(Saved entries)
◆ ◆ ◆

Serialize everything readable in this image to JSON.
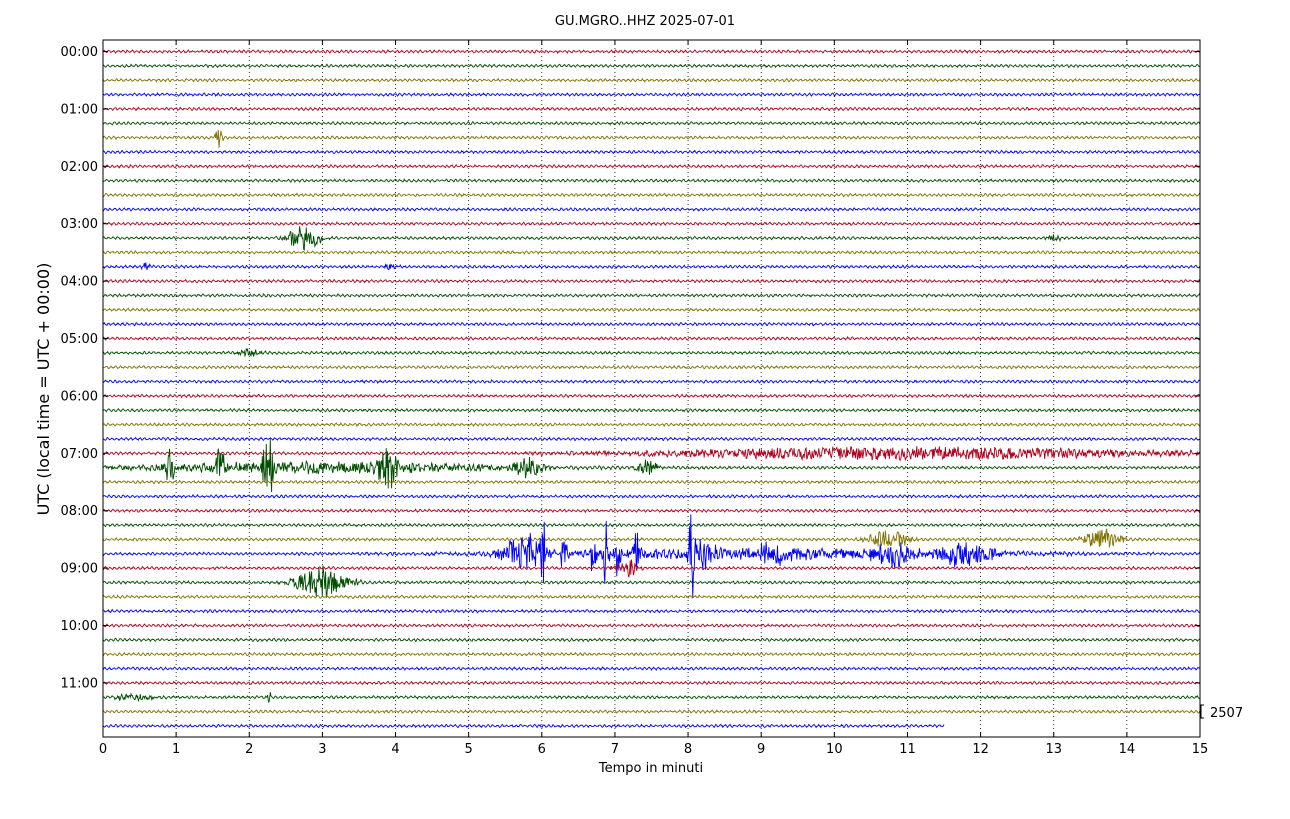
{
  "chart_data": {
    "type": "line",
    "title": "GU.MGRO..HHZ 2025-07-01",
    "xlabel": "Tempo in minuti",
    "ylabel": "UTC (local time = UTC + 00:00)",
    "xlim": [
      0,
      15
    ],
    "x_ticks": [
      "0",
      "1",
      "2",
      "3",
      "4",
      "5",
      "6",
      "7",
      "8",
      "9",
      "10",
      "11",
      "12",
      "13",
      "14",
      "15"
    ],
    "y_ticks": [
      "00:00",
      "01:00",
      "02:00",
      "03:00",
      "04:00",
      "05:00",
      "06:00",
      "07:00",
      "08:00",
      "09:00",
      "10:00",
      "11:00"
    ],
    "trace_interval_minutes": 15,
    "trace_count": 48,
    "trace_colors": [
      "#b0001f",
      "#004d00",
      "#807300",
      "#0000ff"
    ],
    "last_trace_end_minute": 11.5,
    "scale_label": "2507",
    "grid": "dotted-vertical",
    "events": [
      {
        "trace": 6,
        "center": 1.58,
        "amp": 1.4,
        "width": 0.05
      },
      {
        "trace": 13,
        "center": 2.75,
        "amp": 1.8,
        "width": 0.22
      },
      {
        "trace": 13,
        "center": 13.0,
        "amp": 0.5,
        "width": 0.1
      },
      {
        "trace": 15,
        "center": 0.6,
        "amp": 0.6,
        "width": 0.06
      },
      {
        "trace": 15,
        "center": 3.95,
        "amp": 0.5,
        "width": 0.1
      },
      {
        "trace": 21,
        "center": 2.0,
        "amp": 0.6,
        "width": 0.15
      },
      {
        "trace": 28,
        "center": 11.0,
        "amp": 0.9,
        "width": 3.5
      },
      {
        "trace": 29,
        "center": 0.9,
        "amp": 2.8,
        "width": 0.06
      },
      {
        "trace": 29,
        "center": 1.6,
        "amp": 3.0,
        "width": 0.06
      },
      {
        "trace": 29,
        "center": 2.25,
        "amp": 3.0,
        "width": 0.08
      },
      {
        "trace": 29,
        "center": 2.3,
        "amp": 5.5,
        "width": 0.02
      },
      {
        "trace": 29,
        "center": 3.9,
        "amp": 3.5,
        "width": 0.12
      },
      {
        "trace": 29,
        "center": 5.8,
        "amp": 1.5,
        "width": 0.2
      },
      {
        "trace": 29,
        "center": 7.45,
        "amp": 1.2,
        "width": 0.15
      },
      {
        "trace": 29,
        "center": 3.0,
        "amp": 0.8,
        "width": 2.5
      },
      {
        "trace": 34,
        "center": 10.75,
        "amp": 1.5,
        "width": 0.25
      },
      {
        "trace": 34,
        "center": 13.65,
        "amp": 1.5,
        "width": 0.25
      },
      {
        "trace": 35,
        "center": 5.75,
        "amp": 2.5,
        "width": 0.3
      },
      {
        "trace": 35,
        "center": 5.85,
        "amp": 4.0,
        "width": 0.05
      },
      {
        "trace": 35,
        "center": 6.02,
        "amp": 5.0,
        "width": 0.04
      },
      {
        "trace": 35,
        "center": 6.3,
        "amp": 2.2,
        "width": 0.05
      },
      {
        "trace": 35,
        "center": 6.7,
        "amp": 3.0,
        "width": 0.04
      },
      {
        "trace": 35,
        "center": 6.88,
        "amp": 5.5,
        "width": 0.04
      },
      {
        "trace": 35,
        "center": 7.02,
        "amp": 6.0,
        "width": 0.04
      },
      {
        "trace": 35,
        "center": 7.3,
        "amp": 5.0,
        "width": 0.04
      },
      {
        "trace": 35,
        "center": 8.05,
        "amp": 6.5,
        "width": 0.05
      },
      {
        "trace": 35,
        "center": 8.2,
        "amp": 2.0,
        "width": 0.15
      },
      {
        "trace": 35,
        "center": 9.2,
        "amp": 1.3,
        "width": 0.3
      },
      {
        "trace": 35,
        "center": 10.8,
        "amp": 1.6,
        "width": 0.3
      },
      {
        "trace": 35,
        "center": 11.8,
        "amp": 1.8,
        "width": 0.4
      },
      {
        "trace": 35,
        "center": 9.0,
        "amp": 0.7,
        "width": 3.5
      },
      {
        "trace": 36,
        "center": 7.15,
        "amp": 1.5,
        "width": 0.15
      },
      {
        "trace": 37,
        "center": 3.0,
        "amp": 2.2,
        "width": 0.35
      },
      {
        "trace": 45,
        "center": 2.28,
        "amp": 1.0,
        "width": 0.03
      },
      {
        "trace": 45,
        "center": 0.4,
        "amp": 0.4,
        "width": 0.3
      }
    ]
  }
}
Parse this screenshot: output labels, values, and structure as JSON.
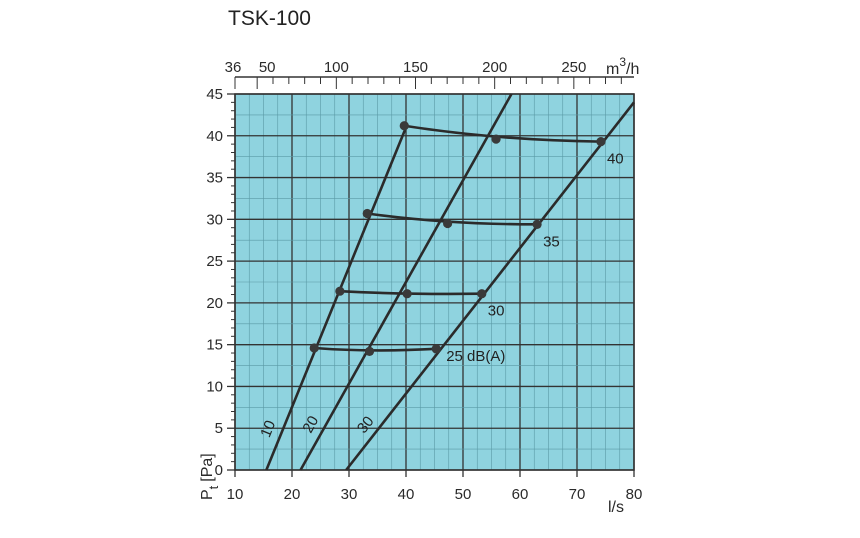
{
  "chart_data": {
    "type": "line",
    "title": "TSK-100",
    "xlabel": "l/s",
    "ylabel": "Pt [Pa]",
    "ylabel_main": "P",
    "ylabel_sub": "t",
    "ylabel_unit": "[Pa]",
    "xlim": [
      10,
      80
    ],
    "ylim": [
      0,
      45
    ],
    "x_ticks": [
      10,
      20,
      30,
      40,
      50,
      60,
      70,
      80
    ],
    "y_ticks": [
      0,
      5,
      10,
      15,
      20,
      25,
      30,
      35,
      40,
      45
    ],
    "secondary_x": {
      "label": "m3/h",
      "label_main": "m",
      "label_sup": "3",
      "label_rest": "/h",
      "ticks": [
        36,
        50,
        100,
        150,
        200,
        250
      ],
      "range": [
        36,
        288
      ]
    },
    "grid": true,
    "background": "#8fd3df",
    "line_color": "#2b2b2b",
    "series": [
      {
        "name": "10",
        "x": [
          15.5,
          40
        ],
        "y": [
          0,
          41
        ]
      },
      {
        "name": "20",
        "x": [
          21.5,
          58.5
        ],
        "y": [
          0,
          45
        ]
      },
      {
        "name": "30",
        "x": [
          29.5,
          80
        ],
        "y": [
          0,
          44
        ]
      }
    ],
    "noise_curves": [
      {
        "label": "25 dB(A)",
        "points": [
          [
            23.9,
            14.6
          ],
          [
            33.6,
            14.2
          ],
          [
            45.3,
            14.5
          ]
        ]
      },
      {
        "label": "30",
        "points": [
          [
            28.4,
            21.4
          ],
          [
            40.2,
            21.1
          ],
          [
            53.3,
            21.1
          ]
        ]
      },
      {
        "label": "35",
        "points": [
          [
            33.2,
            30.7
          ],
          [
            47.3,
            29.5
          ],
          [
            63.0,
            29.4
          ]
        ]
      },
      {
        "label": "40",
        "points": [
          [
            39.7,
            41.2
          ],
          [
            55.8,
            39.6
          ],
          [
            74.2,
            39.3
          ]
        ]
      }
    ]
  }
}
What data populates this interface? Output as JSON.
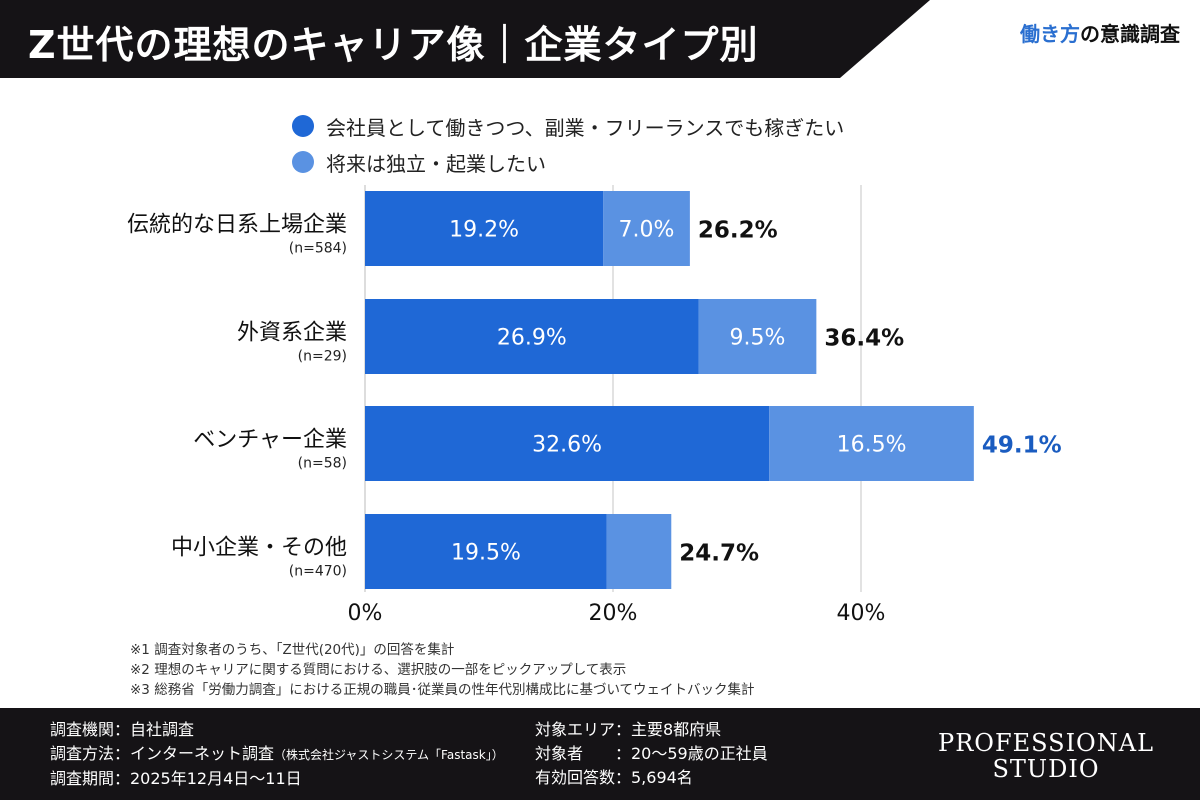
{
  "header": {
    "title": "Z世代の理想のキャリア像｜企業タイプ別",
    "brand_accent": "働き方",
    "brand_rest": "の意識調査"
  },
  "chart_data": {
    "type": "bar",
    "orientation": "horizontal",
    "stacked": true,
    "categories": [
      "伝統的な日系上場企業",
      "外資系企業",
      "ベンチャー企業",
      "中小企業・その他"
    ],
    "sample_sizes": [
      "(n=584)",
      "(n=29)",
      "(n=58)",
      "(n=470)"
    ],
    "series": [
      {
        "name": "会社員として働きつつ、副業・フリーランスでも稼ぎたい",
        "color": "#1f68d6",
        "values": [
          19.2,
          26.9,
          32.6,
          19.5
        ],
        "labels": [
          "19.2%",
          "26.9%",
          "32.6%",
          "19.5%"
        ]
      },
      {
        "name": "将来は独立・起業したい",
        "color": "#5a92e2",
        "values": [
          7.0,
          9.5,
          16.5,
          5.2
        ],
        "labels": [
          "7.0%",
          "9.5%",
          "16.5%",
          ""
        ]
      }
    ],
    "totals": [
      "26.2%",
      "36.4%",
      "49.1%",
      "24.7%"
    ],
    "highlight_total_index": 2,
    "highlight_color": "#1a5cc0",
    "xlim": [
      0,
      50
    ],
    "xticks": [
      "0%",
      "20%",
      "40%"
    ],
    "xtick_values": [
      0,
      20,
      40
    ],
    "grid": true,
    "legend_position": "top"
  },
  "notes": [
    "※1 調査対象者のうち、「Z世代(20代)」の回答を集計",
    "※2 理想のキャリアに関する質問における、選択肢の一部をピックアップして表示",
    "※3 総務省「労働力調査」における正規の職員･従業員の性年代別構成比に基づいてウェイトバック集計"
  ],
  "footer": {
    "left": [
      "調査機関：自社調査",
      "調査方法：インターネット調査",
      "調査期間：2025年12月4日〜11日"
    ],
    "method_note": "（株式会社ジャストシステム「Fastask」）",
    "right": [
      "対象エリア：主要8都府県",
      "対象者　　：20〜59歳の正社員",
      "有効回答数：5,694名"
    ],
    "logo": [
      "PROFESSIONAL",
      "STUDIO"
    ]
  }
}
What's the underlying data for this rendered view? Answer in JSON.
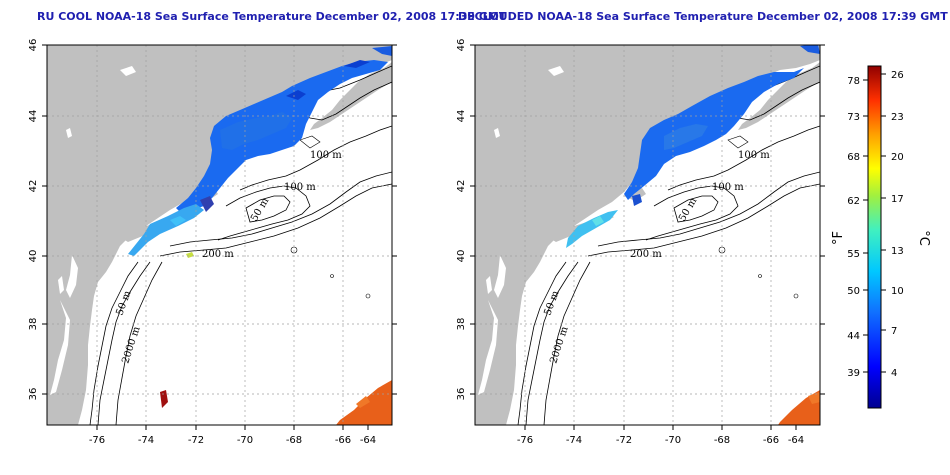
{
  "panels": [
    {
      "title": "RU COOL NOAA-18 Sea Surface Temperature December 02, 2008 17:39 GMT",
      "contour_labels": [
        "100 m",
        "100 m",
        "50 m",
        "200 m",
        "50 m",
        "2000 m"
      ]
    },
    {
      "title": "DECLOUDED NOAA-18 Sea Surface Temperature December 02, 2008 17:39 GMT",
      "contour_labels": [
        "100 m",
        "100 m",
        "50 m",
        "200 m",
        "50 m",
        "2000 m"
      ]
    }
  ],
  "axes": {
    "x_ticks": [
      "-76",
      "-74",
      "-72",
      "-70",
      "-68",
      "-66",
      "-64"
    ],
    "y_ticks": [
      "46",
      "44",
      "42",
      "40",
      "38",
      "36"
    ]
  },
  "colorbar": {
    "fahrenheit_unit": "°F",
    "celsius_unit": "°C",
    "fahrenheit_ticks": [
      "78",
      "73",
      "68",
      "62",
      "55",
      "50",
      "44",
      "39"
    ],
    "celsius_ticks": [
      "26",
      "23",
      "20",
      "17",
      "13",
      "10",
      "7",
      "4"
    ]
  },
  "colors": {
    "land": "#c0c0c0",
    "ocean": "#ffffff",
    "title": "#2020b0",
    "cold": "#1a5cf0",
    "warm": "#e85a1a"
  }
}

◆ ◆ ◆

Task brief: Report how many lines of the listing above include the word "name". Say nothing but the number.

Correct result: 5